■ WORK TO BE COMPLETED: Your task is to retype each line of the data below exactly.

Dataset entries on figures
============

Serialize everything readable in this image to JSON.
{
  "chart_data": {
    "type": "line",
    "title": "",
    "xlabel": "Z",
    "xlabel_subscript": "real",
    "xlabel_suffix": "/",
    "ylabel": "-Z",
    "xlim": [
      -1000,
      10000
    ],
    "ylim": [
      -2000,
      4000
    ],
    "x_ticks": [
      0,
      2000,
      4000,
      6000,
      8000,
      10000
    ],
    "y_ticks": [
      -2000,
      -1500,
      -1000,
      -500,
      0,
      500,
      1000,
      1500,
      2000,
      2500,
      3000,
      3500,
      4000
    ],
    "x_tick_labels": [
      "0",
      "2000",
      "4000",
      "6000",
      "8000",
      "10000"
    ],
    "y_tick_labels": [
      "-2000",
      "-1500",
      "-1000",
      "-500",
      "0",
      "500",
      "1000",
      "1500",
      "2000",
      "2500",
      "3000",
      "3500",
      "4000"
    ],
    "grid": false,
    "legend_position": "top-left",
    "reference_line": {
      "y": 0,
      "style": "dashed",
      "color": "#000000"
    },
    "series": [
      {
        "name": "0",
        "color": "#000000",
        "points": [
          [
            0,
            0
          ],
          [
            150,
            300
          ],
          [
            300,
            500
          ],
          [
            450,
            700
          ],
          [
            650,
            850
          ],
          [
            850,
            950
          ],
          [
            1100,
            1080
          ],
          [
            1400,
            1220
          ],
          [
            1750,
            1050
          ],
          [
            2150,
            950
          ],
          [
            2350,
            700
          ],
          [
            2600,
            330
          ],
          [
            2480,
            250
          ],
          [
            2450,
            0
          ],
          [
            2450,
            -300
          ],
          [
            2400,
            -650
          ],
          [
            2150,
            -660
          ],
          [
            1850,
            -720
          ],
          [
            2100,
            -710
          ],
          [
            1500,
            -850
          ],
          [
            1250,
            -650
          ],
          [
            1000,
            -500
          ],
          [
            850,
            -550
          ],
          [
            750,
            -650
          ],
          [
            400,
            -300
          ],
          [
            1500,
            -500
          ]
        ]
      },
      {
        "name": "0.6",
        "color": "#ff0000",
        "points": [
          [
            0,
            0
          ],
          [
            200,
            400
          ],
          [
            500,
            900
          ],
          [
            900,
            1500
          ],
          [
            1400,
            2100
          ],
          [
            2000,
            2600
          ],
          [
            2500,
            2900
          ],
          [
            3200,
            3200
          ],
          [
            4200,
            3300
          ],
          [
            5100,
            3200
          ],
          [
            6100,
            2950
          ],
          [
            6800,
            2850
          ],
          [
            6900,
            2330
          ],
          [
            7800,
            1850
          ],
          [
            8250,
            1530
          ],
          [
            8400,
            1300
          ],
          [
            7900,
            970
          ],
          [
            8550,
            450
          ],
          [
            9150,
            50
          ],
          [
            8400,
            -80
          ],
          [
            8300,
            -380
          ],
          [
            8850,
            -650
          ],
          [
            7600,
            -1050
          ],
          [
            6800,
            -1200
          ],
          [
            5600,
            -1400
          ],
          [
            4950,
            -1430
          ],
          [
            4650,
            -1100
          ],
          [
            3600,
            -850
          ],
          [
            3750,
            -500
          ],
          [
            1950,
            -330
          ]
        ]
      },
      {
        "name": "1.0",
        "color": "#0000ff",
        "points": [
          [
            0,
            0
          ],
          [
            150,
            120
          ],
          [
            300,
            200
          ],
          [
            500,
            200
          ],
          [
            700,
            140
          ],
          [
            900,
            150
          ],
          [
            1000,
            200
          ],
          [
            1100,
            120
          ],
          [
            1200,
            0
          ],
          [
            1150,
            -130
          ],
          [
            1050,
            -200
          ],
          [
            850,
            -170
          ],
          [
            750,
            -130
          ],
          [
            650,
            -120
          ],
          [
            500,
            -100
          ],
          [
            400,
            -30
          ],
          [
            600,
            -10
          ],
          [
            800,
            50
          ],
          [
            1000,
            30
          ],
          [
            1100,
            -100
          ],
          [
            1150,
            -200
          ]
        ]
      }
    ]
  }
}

============

■ FINISHED TASK:
Serialize everything readable in this image to JSON.
{
  "chart_data": {
    "type": "line",
    "title": "",
    "xlabel": "Z",
    "xlabel_subscript": "real",
    "xlabel_suffix": "/",
    "ylabel": "-Z",
    "xlim": [
      -1000,
      10000
    ],
    "ylim": [
      -2000,
      4000
    ],
    "x_ticks": [
      0,
      2000,
      4000,
      6000,
      8000,
      10000
    ],
    "y_ticks": [
      -2000,
      -1500,
      -1000,
      -500,
      0,
      500,
      1000,
      1500,
      2000,
      2500,
      3000,
      3500,
      4000
    ],
    "x_tick_labels": [
      "0",
      "2000",
      "4000",
      "6000",
      "8000",
      "10000"
    ],
    "y_tick_labels": [
      "-2000",
      "-1500",
      "-1000",
      "-500",
      "0",
      "500",
      "1000",
      "1500",
      "2000",
      "2500",
      "3000",
      "3500",
      "4000"
    ],
    "grid": false,
    "legend_position": "top-left",
    "reference_line": {
      "y": 0,
      "style": "dashed",
      "color": "#000000"
    },
    "series": [
      {
        "name": "0",
        "color": "#000000",
        "points": [
          [
            0,
            0
          ],
          [
            150,
            300
          ],
          [
            300,
            500
          ],
          [
            450,
            700
          ],
          [
            650,
            850
          ],
          [
            850,
            950
          ],
          [
            1100,
            1080
          ],
          [
            1400,
            1220
          ],
          [
            1750,
            1050
          ],
          [
            2150,
            950
          ],
          [
            2350,
            700
          ],
          [
            2600,
            330
          ],
          [
            2480,
            250
          ],
          [
            2450,
            0
          ],
          [
            2450,
            -300
          ],
          [
            2400,
            -650
          ],
          [
            2150,
            -660
          ],
          [
            1850,
            -720
          ],
          [
            2100,
            -710
          ],
          [
            1500,
            -850
          ],
          [
            1250,
            -650
          ],
          [
            1000,
            -500
          ],
          [
            850,
            -550
          ],
          [
            750,
            -650
          ],
          [
            400,
            -300
          ],
          [
            1500,
            -500
          ]
        ]
      },
      {
        "name": "0.6",
        "color": "#ff0000",
        "points": [
          [
            0,
            0
          ],
          [
            200,
            400
          ],
          [
            500,
            900
          ],
          [
            900,
            1500
          ],
          [
            1400,
            2100
          ],
          [
            2000,
            2600
          ],
          [
            2500,
            2900
          ],
          [
            3200,
            3200
          ],
          [
            4200,
            3300
          ],
          [
            5100,
            3200
          ],
          [
            6100,
            2950
          ],
          [
            6800,
            2850
          ],
          [
            6900,
            2330
          ],
          [
            7800,
            1850
          ],
          [
            8250,
            1530
          ],
          [
            8400,
            1300
          ],
          [
            7900,
            970
          ],
          [
            8550,
            450
          ],
          [
            9150,
            50
          ],
          [
            8400,
            -80
          ],
          [
            8300,
            -380
          ],
          [
            8850,
            -650
          ],
          [
            7600,
            -1050
          ],
          [
            6800,
            -1200
          ],
          [
            5600,
            -1400
          ],
          [
            4950,
            -1430
          ],
          [
            4650,
            -1100
          ],
          [
            3600,
            -850
          ],
          [
            3750,
            -500
          ],
          [
            1950,
            -330
          ]
        ]
      },
      {
        "name": "1.0",
        "color": "#0000ff",
        "points": [
          [
            0,
            0
          ],
          [
            150,
            120
          ],
          [
            300,
            200
          ],
          [
            500,
            200
          ],
          [
            700,
            140
          ],
          [
            900,
            150
          ],
          [
            1000,
            200
          ],
          [
            1100,
            120
          ],
          [
            1200,
            0
          ],
          [
            1150,
            -130
          ],
          [
            1050,
            -200
          ],
          [
            850,
            -170
          ],
          [
            750,
            -130
          ],
          [
            650,
            -120
          ],
          [
            500,
            -100
          ],
          [
            400,
            -30
          ],
          [
            600,
            -10
          ],
          [
            800,
            50
          ],
          [
            1000,
            30
          ],
          [
            1100,
            -100
          ],
          [
            1150,
            -200
          ]
        ]
      }
    ]
  }
}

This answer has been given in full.